Quoted passage:
Measuring Blood-Brain Barrier Permeability with Dextran Tracers

We used dextran to measure BBB permeability as described in previous studies with modifications (1 (link), 22 (link)). Briefly, at 3, 6, and 12 h after burns, each mouse was injected with 100 µl 10-kDa dextran tetramethylrhodamine lysine fixable (4 mg/ml, catalog number: D3312, Invitrogen, Carlsbad, CA, USA) and 70-kDa fluoro-Ruby dextran tracer (555/580) (4 mg/ml, catalog number: D1818, Invitrogen, Carlsbad, CA, USA), a high molecular weight tracer, through the tail vein. After 10 min, each mouse was decapitated, brain tissue was harvested, and fixed using 4% paraformaldehyde (PFA) overnight at 4°C. The brain tissues were cryopreserved in 30% sucrose for 1 day and frozen in Tissue-Tek OCT (Sakura). BBB permeability was detected by immunohistochemistry as described previously with modifications (1 (link), 22 (link)). The frozen mouse brain hemispheres were cut into 12 µm sections and used for immunohistochemistry staining. These sections were postfixed in 4% PFA at 20–25°C for 15 min, washed in phosphate buffer saline (PBS) three times for 10 min, and permeabilized with 1% Triton X-100 for 10 min. Then, these sections were blocked with 10% albumin from lowlenthal serum for 1 h and incubated with isolectin B4 (1:200; catalog number: I21411, Molecular Probes, San Francisco, CA, USA) overnight at 4°C for immunohistochemistry imaging of blood vessels.

Work task: Using the passage on measuring blood-brain barrier permeability, say whether each statement agrees with it, answering yes or no and quoting the deciding words: (a) Each mouse was decapitated 10 minutes after the tracers were injected. (b) The frozen brain hemispheres were cut into 20 µm sections. (c) Sections were incubated with isolectin B4 for 1 hour at room temperature. Use only the text above to complete this.

Raw data:
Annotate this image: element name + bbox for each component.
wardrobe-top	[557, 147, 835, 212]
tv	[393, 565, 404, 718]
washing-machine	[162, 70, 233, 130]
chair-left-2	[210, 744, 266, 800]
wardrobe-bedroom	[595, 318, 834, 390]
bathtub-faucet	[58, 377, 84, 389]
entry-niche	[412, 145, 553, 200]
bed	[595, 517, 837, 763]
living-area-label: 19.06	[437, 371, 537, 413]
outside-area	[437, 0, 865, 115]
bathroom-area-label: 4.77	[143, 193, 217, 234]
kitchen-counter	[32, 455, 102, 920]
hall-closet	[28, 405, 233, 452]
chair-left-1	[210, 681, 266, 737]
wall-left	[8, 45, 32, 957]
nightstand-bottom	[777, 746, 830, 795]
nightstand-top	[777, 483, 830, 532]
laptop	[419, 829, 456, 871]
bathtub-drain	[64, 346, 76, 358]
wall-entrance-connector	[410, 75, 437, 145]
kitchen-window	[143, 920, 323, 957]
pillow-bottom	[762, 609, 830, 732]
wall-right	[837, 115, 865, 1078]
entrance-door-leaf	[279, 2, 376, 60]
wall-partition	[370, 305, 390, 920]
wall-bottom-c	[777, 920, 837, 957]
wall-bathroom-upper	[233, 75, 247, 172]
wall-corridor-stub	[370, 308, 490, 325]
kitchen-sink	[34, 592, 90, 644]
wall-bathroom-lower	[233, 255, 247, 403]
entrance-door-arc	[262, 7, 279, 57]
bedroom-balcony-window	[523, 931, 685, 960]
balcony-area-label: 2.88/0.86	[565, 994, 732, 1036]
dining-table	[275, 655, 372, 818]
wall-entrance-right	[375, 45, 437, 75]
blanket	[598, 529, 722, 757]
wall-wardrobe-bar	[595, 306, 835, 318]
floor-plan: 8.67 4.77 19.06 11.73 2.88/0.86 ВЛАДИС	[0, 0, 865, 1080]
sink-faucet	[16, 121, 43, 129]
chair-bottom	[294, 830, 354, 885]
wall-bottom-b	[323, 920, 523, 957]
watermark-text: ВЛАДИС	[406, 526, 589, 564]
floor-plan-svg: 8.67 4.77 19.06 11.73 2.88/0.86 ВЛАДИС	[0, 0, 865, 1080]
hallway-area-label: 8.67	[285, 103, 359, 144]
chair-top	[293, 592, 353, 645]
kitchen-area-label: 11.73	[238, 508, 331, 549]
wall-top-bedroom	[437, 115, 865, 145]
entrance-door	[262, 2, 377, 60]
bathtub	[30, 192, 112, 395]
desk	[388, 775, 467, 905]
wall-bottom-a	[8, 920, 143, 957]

Result of the task:
(a) Yes: "After 10 min, each mouse was decapitated"
(b) No: "cut into 12 µm sections"
(c) No: "overnight at 4°C for immunohistochemistry imaging of blood vessels"